Find every line below that contains the word "carte" and copy it out.

━━ Record excerpts ━━

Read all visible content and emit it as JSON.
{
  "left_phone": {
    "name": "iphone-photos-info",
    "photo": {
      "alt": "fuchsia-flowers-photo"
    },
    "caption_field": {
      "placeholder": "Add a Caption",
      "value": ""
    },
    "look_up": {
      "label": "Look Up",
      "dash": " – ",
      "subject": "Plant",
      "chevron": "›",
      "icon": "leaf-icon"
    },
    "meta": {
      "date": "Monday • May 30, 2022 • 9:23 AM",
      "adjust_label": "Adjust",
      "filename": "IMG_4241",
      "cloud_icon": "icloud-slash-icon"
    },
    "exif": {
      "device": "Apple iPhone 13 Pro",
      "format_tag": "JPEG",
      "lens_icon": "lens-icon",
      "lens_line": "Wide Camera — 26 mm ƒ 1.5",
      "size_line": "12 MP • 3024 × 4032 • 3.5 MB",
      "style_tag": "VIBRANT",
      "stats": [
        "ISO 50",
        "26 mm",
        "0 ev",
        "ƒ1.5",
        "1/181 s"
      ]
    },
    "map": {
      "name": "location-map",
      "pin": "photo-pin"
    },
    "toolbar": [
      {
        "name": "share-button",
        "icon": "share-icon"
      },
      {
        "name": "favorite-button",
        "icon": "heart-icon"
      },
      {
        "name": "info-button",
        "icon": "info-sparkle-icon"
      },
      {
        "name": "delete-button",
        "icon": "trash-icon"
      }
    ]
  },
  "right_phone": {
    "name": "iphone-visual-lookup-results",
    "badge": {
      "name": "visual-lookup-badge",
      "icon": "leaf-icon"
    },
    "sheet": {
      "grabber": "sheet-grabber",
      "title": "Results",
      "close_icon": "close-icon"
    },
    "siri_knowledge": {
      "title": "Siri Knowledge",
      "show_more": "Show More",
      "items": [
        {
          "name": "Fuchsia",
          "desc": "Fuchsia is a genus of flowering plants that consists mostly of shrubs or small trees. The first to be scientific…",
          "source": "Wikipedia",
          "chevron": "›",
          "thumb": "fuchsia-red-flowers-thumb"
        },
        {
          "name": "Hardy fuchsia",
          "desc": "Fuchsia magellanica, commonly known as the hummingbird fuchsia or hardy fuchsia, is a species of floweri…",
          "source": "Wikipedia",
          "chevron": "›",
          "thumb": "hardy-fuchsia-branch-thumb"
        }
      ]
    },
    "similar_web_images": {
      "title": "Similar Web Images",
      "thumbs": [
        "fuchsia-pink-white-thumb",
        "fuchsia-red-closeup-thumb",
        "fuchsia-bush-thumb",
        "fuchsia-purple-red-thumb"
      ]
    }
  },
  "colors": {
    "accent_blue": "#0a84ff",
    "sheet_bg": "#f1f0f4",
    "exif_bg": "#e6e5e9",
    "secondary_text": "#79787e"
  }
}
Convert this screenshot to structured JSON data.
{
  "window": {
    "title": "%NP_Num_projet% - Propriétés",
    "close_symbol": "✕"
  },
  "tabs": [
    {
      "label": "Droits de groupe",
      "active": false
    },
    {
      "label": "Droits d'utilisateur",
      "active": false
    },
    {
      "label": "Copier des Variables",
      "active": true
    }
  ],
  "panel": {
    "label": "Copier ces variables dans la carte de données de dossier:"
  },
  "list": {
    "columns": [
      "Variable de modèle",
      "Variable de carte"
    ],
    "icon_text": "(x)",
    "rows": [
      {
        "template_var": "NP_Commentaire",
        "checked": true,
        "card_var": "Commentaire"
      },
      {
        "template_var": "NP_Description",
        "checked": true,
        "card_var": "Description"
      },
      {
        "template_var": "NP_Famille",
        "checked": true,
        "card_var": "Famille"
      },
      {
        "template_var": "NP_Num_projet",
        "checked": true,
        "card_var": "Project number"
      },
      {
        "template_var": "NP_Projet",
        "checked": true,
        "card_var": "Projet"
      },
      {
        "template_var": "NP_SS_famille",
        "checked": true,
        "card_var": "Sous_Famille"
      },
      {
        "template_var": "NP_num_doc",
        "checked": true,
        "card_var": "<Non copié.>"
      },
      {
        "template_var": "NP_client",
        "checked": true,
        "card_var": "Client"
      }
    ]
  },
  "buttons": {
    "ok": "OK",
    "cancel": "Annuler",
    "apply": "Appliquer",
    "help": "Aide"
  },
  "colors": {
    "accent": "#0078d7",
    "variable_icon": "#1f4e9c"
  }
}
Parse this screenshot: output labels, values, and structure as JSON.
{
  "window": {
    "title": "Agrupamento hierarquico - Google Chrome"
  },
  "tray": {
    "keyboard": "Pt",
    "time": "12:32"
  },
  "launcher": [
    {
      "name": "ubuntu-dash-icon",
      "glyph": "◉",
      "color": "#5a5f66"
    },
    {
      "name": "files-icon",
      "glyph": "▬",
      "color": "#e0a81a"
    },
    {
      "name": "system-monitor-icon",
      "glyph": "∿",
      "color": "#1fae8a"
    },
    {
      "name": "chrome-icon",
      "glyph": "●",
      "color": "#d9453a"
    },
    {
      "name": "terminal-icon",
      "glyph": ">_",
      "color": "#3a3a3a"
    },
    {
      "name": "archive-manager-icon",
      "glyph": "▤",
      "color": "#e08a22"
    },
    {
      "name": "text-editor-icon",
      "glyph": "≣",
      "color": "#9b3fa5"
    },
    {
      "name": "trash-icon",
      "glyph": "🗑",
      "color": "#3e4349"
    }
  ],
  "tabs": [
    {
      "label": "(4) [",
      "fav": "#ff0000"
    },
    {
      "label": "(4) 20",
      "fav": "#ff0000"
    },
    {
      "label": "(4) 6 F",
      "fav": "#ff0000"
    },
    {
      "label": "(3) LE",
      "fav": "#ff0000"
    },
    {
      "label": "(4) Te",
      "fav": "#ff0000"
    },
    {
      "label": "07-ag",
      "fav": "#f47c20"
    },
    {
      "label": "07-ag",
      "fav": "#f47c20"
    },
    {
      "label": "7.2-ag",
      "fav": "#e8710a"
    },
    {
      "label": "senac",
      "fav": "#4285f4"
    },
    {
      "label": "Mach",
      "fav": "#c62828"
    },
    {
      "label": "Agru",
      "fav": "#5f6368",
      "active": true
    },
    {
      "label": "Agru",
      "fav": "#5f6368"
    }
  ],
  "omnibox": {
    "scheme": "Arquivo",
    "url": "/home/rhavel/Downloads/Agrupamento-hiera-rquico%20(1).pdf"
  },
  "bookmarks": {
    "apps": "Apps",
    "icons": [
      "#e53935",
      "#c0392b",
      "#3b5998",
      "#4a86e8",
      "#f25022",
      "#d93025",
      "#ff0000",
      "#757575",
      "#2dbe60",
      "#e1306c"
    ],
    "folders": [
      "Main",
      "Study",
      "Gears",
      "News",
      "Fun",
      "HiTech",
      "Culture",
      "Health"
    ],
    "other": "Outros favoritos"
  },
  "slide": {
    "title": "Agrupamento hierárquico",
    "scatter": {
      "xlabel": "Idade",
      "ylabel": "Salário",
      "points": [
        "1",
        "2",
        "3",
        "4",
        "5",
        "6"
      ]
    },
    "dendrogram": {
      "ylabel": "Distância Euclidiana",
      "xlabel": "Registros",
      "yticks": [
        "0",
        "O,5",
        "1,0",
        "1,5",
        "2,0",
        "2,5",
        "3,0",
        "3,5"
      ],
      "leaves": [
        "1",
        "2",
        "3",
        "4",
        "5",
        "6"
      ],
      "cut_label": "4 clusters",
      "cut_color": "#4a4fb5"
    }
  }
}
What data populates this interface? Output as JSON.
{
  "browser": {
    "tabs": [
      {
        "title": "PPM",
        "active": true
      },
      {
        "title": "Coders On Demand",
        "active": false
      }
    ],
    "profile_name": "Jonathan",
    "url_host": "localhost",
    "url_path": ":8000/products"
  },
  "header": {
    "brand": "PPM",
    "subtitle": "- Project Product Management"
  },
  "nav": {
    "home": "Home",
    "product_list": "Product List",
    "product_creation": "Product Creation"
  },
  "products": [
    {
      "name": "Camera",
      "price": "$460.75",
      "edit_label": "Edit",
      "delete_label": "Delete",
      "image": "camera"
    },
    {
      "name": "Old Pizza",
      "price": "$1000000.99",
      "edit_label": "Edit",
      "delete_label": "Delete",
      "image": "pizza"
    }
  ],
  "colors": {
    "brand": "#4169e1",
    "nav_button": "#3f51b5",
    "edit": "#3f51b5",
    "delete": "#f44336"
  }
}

━━━

### The answer:
    "label": "Copier ces variables dans la carte de données de dossier:"
      "Variable de carte"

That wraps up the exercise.